Return every line below in which "text" appears.

^^^^^^^^

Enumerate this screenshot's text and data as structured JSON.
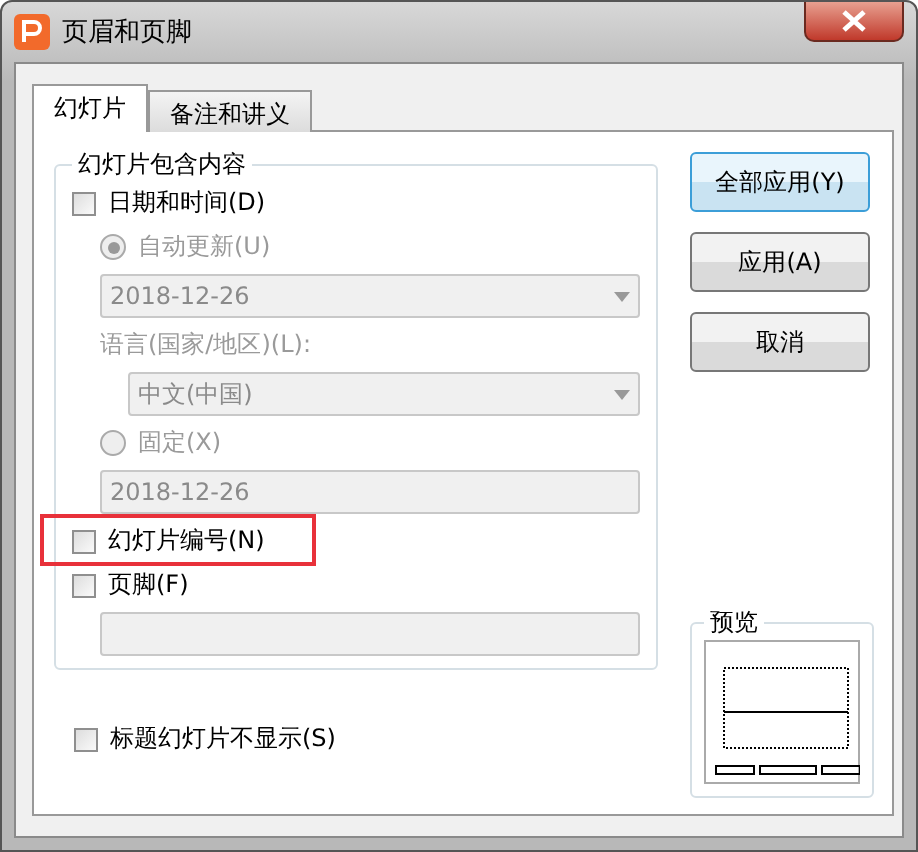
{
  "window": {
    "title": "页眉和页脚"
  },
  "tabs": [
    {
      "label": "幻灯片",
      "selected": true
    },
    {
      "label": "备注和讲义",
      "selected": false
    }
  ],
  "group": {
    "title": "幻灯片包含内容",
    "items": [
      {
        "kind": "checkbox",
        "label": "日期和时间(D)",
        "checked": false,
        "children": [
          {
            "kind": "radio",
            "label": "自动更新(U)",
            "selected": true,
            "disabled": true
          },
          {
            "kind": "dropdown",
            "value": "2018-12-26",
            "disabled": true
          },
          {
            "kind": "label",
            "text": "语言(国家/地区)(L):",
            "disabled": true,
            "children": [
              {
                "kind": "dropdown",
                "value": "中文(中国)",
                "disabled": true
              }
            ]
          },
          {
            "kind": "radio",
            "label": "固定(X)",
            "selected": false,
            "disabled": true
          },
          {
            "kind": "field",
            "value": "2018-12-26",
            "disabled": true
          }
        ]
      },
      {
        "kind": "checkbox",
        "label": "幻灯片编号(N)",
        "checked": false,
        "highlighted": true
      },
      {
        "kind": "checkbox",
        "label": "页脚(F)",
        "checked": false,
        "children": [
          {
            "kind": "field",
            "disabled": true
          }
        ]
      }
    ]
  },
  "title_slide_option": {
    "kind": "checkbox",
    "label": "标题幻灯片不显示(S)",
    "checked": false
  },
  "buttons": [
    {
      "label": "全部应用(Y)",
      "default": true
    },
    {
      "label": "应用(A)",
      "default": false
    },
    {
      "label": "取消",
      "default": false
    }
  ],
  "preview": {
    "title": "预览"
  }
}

^^^^^^^^

**FULL ANSWER**
Enumerate this screenshot's text and data as structured JSON.
            "text": "语言(国家/地区)(L):",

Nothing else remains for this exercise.